------ Provided material

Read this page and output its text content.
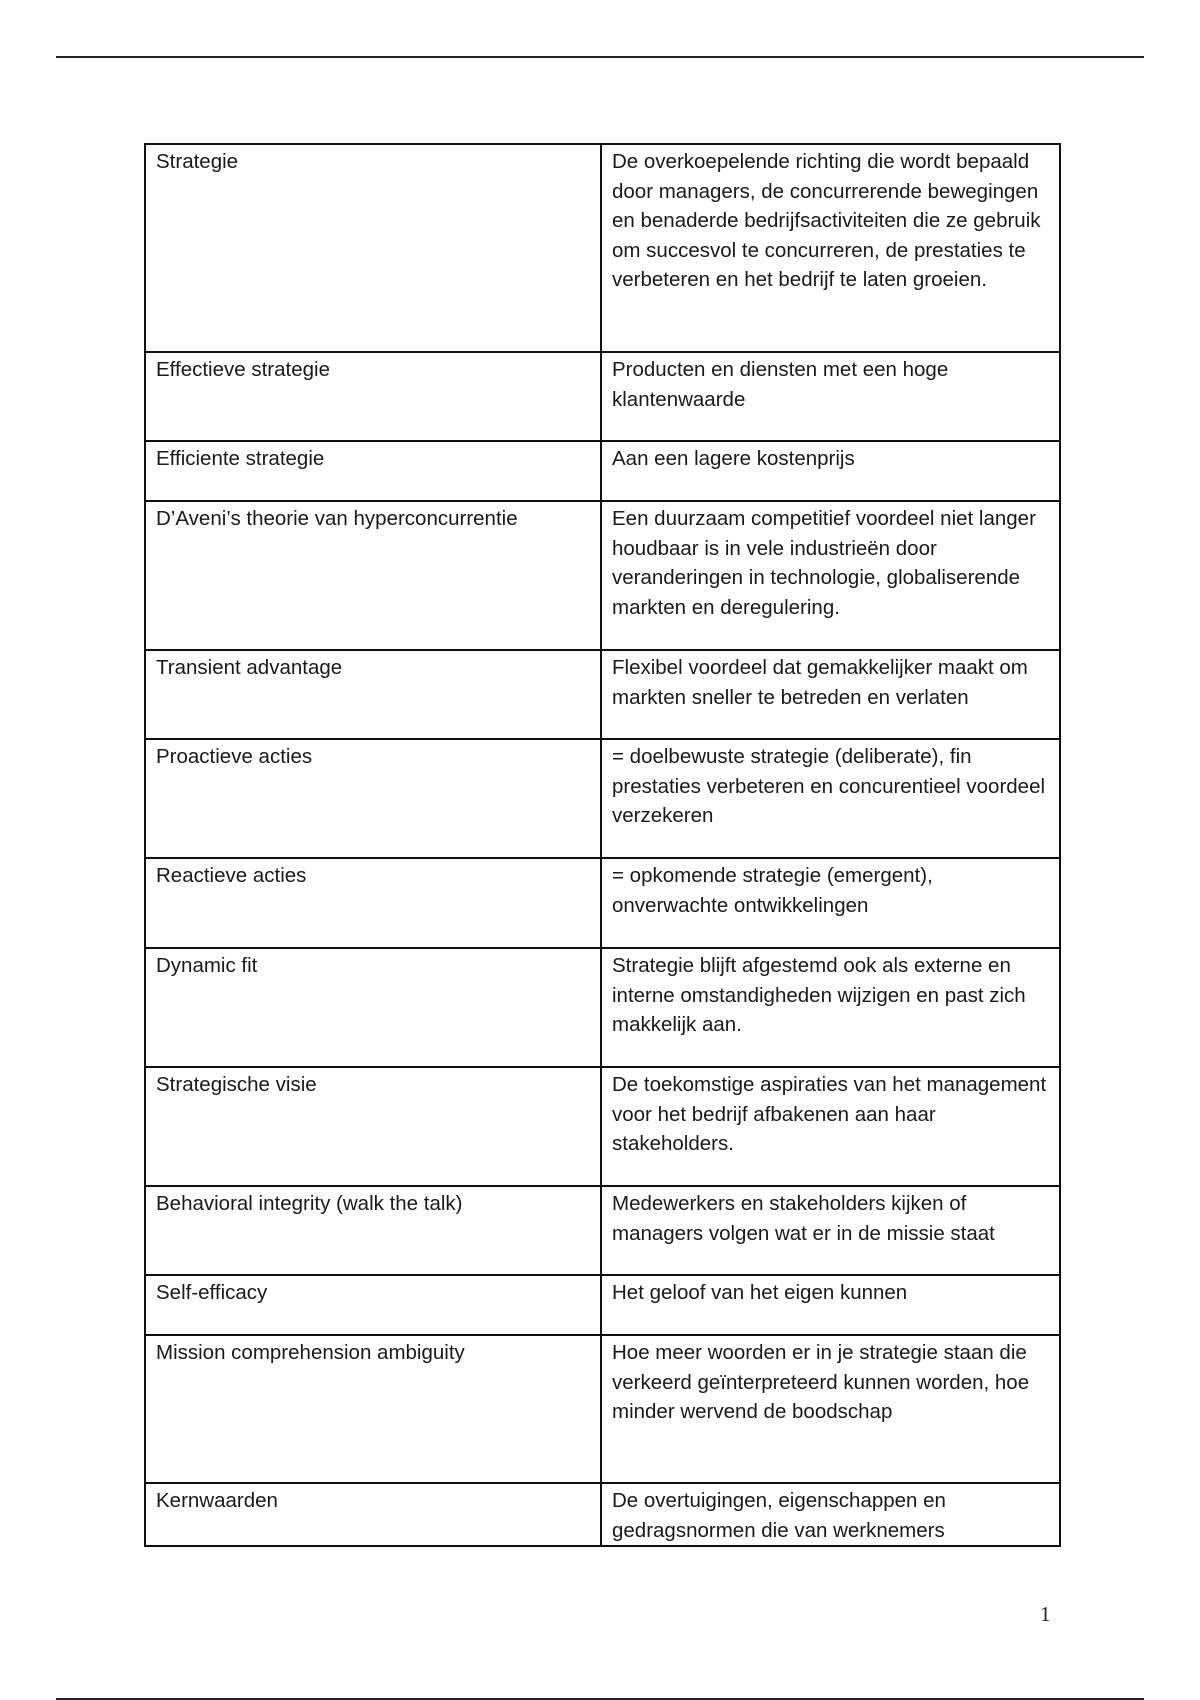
Strategie	De overkoepelende richting die wordt bepaald door managers, de concurrerende bewegingen en benaderde bedrijfsactiviteiten die ze gebruik om succesvol te concurreren, de prestaties te verbeteren en het bedrijf te laten groeien.
Effectieve strategie	Producten en diensten met een hoge klantenwaarde
Efficiente strategie	Aan een lagere kostenprijs
D’Aveni’s theorie van hyperconcurrentie	Een duurzaam competitief voordeel niet langer houdbaar is in vele industrieën door veranderingen in technologie, globaliserende markten en deregulering.
Transient advantage	Flexibel voordeel dat gemakkelijker maakt om markten sneller te betreden en verlaten
Proactieve acties	= doelbewuste strategie (deliberate), fin prestaties verbeteren en concurentieel voordeel verzekeren
Reactieve acties	= opkomende strategie (emergent), onverwachte ontwikkelingen
Dynamic fit	Strategie blijft afgestemd ook als externe en interne omstandigheden wijzigen en past zich makkelijk aan.
Strategische visie	De toekomstige aspiraties van het management voor het bedrijf afbakenen aan haar stakeholders.
Behavioral integrity (walk the talk)	Medewerkers en stakeholders kijken of managers volgen wat er in de missie staat
Self-efficacy	Het geloof van het eigen kunnen
Mission comprehension ambiguity	Hoe meer woorden er in je strategie staan die verkeerd geïnterpreteerd kunnen worden, hoe minder wervend de boodschap
Kernwaarden	De overtuigingen, eigenschappen en gedragsnormen die van werknemers
1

------------

Exercise brief: Pull every line containing "prestaties" from the material above.

Task answer:
Strategie	De overkoepelende richting die wordt bepaald door managers, de concurrerende bewegingen en benaderde bedrijfsactiviteiten die ze gebruik om succesvol te concurreren, de prestaties te verbeteren en het bedrijf te laten groeien.
Proactieve acties	= doelbewuste strategie (deliberate), fin prestaties verbeteren en concurentieel voordeel verzekeren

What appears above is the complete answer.